WORK TO COMPLETE — Quote the records that follow in full and exactly; leave out the pictures.

○ ○ ○ ○ ○ ○ ○

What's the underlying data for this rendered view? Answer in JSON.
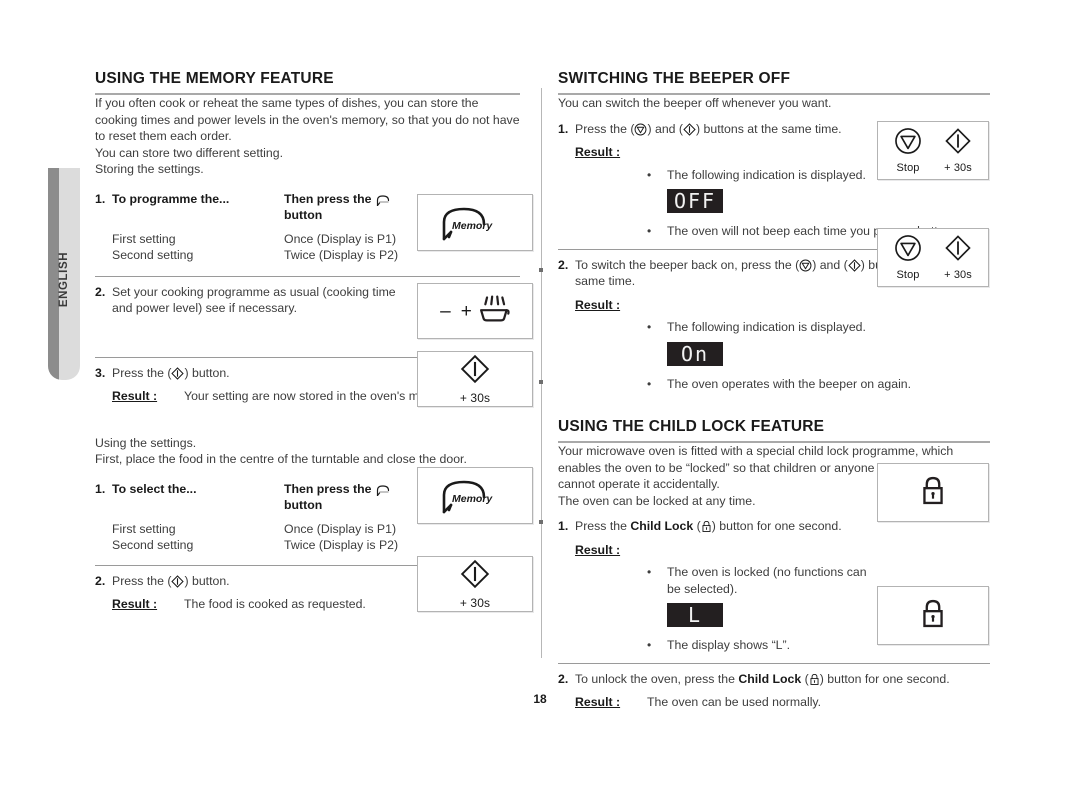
{
  "page": {
    "number": "18",
    "language_tab": "ENGLISH"
  },
  "left_column": {
    "section_title": "Using the memory feature",
    "intro": "If you often cook or reheat the same types of dishes, you can store the cooking times and power levels in the oven's memory, so that you do not have to reset them each order.",
    "intro2": "You can store two different setting.",
    "storing_heading": "Storing the settings.",
    "step1": {
      "num": "1.",
      "col1_header": "To programme the...",
      "col2_header_pre": "Then press the",
      "col2_header_post": "button",
      "rows": [
        {
          "action": "First setting",
          "press": "Once (Display is P1)"
        },
        {
          "action": "Second setting",
          "press": "Twice (Display is P2)"
        }
      ],
      "icon_box": {
        "label": "Memory",
        "icon": "memory-head-icon"
      }
    },
    "step2": {
      "num": "2.",
      "text": "Set your cooking programme as usual (cooking time and power level) see if necessary.",
      "icon_box": {
        "minus": "–",
        "plus": "+",
        "icon": "cooking-dish-icon"
      }
    },
    "step3": {
      "num": "3.",
      "text_pre": "Press the (",
      "text_post": ") button.",
      "result_label": "Result :",
      "result_text": "Your setting are now stored in the oven's memory.",
      "icon_box": {
        "caption": "+ 30s",
        "icon": "start-diamond-icon"
      }
    },
    "using_heading": "Using the settings.",
    "using_intro": "First, place the food in the centre of the turntable and close the door.",
    "step4": {
      "num": "1.",
      "col1_header": "To select the...",
      "col2_header_pre": "Then press the",
      "col2_header_post": "button",
      "rows": [
        {
          "action": "First setting",
          "press": "Once (Display is P1)"
        },
        {
          "action": "Second setting",
          "press": "Twice (Display is P2)"
        }
      ],
      "icon_box": {
        "label": "Memory",
        "icon": "memory-head-icon"
      }
    },
    "step5": {
      "num": "2.",
      "text_pre": "Press the (",
      "text_post": ") button.",
      "result_label": "Result :",
      "result_text": "The food is cooked as requested.",
      "icon_box": {
        "caption": "+ 30s",
        "icon": "start-diamond-icon"
      }
    }
  },
  "right_column": {
    "beeper": {
      "section_title": "Switching the beeper off",
      "intro": "You can switch the beeper off whenever you want.",
      "step1": {
        "num": "1.",
        "text_a": "Press the (",
        "text_b": ") and (",
        "text_c": ") buttons at the same time.",
        "result_label": "Result :",
        "bullet1": "The following indication is displayed.",
        "display": "OFF",
        "bullet2": "The  oven will not beep each time you press a button.",
        "icon_box": {
          "stop_caption": "Stop",
          "start_caption": "+ 30s"
        }
      },
      "step2": {
        "num": "2.",
        "text_a": "To switch the beeper back on, press the (",
        "text_b": ") and (",
        "text_c": ") buttons again at the same time.",
        "result_label": "Result :",
        "bullet1": "The following indication is displayed.",
        "display": "On",
        "bullet2": "The oven operates with the beeper on again.",
        "icon_box": {
          "stop_caption": "Stop",
          "start_caption": "+ 30s"
        }
      }
    },
    "childlock": {
      "section_title": "Using the child lock feature",
      "intro": "Your microwave oven is fitted with a special child lock programme, which enables the oven to be “locked” so that children or anyone unfamiliar with it cannot operate it accidentally.",
      "intro2": "The oven can be locked at any time.",
      "step1": {
        "num": "1.",
        "text_a": "Press the ",
        "text_bold": "Child Lock",
        "text_b": " (",
        "text_c": ") button for one second.",
        "result_label": "Result :",
        "bullet1": "The oven is locked (no functions can be selected).",
        "display": "L",
        "bullet2": "The display shows “L”.",
        "icon_box": {
          "icon": "padlock-icon"
        }
      },
      "step2": {
        "num": "2.",
        "text_a": "To unlock the oven, press the ",
        "text_bold": "Child Lock",
        "text_b": " (",
        "text_c": ") button for one second.",
        "result_label": "Result :",
        "result_text": "The oven can be used normally.",
        "icon_box": {
          "icon": "padlock-icon"
        }
      }
    }
  },
  "colors": {
    "text": "#3d3d3d",
    "heading": "#1a1a1a",
    "rule": "#a9a9a9",
    "tab_strip": "#8c8c8c",
    "tab_body": "#dcdcdc",
    "lcd_bg": "#231f20",
    "lcd_fg": "#f2f2f2"
  }
}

○ ○ ○ ○ ○ ○ ○

FULL OUTPUT —
What's the underlying data for this rendered view? Answer in JSON.
{
  "page": {
    "number": "18",
    "language_tab": "ENGLISH"
  },
  "left_column": {
    "section_title": "Using the memory feature",
    "intro": "If you often cook or reheat the same types of dishes, you can store the cooking times and power levels in the oven's memory, so that you do not have to reset them each order.",
    "intro2": "You can store two different setting.",
    "storing_heading": "Storing the settings.",
    "step1": {
      "num": "1.",
      "col1_header": "To programme the...",
      "col2_header_pre": "Then press the",
      "col2_header_post": "button",
      "rows": [
        {
          "action": "First setting",
          "press": "Once (Display is P1)"
        },
        {
          "action": "Second setting",
          "press": "Twice (Display is P2)"
        }
      ],
      "icon_box": {
        "label": "Memory",
        "icon": "memory-head-icon"
      }
    },
    "step2": {
      "num": "2.",
      "text": "Set your cooking programme as usual (cooking time and power level) see if necessary.",
      "icon_box": {
        "minus": "–",
        "plus": "+",
        "icon": "cooking-dish-icon"
      }
    },
    "step3": {
      "num": "3.",
      "text_pre": "Press the (",
      "text_post": ") button.",
      "result_label": "Result :",
      "result_text": "Your setting are now stored in the oven's memory.",
      "icon_box": {
        "caption": "+ 30s",
        "icon": "start-diamond-icon"
      }
    },
    "using_heading": "Using the settings.",
    "using_intro": "First, place the food in the centre of the turntable and close the door.",
    "step4": {
      "num": "1.",
      "col1_header": "To select the...",
      "col2_header_pre": "Then press the",
      "col2_header_post": "button",
      "rows": [
        {
          "action": "First setting",
          "press": "Once (Display is P1)"
        },
        {
          "action": "Second setting",
          "press": "Twice (Display is P2)"
        }
      ],
      "icon_box": {
        "label": "Memory",
        "icon": "memory-head-icon"
      }
    },
    "step5": {
      "num": "2.",
      "text_pre": "Press the (",
      "text_post": ") button.",
      "result_label": "Result :",
      "result_text": "The food is cooked as requested.",
      "icon_box": {
        "caption": "+ 30s",
        "icon": "start-diamond-icon"
      }
    }
  },
  "right_column": {
    "beeper": {
      "section_title": "Switching the beeper off",
      "intro": "You can switch the beeper off whenever you want.",
      "step1": {
        "num": "1.",
        "text_a": "Press the (",
        "text_b": ") and (",
        "text_c": ") buttons at the same time.",
        "result_label": "Result :",
        "bullet1": "The following indication is displayed.",
        "display": "OFF",
        "bullet2": "The  oven will not beep each time you press a button.",
        "icon_box": {
          "stop_caption": "Stop",
          "start_caption": "+ 30s"
        }
      },
      "step2": {
        "num": "2.",
        "text_a": "To switch the beeper back on, press the (",
        "text_b": ") and (",
        "text_c": ") buttons again at the same time.",
        "result_label": "Result :",
        "bullet1": "The following indication is displayed.",
        "display": "On",
        "bullet2": "The oven operates with the beeper on again.",
        "icon_box": {
          "stop_caption": "Stop",
          "start_caption": "+ 30s"
        }
      }
    },
    "childlock": {
      "section_title": "Using the child lock feature",
      "intro": "Your microwave oven is fitted with a special child lock programme, which enables the oven to be “locked” so that children or anyone unfamiliar with it cannot operate it accidentally.",
      "intro2": "The oven can be locked at any time.",
      "step1": {
        "num": "1.",
        "text_a": "Press the ",
        "text_bold": "Child Lock",
        "text_b": " (",
        "text_c": ") button for one second.",
        "result_label": "Result :",
        "bullet1": "The oven is locked (no functions can be selected).",
        "display": "L",
        "bullet2": "The display shows “L”.",
        "icon_box": {
          "icon": "padlock-icon"
        }
      },
      "step2": {
        "num": "2.",
        "text_a": "To unlock the oven, press the ",
        "text_bold": "Child Lock",
        "text_b": " (",
        "text_c": ") button for one second.",
        "result_label": "Result :",
        "result_text": "The oven can be used normally.",
        "icon_box": {
          "icon": "padlock-icon"
        }
      }
    }
  },
  "colors": {
    "text": "#3d3d3d",
    "heading": "#1a1a1a",
    "rule": "#a9a9a9",
    "tab_strip": "#8c8c8c",
    "tab_body": "#dcdcdc",
    "lcd_bg": "#231f20",
    "lcd_fg": "#f2f2f2"
  }
}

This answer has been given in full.